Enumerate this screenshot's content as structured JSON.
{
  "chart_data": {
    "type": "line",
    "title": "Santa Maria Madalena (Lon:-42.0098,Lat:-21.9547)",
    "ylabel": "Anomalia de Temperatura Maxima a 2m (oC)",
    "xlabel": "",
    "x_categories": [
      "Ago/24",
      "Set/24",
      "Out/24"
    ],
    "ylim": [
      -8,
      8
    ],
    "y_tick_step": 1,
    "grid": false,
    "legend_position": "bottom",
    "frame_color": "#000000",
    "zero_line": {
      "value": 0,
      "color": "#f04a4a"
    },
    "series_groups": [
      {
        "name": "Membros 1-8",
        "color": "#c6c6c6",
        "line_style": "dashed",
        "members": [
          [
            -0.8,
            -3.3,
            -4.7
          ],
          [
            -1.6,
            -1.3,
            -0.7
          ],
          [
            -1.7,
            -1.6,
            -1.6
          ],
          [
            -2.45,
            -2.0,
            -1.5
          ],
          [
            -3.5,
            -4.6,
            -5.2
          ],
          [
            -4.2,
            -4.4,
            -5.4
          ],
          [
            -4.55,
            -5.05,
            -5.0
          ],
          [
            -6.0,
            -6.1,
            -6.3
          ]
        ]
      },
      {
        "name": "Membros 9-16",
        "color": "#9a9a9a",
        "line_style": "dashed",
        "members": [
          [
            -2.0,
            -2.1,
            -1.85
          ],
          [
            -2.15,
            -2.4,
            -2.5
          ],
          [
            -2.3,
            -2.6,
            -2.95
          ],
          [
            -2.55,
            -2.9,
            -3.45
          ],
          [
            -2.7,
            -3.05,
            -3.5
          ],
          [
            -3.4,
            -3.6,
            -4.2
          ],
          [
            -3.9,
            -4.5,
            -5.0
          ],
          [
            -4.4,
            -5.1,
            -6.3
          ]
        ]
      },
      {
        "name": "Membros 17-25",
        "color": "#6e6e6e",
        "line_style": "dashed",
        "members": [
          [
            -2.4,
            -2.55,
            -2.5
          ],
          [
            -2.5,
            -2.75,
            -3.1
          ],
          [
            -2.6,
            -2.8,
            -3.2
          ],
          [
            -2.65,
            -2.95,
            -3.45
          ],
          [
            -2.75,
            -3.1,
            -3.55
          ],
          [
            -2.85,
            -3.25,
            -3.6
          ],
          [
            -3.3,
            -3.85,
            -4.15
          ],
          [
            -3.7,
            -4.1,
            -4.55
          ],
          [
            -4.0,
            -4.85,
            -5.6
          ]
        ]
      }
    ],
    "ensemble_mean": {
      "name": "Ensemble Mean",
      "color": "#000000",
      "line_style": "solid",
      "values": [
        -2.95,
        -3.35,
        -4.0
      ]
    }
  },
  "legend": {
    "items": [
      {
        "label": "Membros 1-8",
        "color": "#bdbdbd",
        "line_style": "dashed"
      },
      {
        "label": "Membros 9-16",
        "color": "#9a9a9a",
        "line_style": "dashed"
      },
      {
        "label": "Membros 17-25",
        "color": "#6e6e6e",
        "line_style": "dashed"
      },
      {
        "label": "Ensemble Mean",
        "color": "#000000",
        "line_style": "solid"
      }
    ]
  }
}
::::::::::
> **WHAT YOU HAVE TO DO**: Search the lines above for the string "Membros" and copy each line that has it.

> **SOLUTION FOR THIS TASK**:
        "name": "Membros 1-8",
        "name": "Membros 9-16",
        "name": "Membros 17-25",
        "label": "Membros 1-8",
        "label": "Membros 9-16",
        "label": "Membros 17-25",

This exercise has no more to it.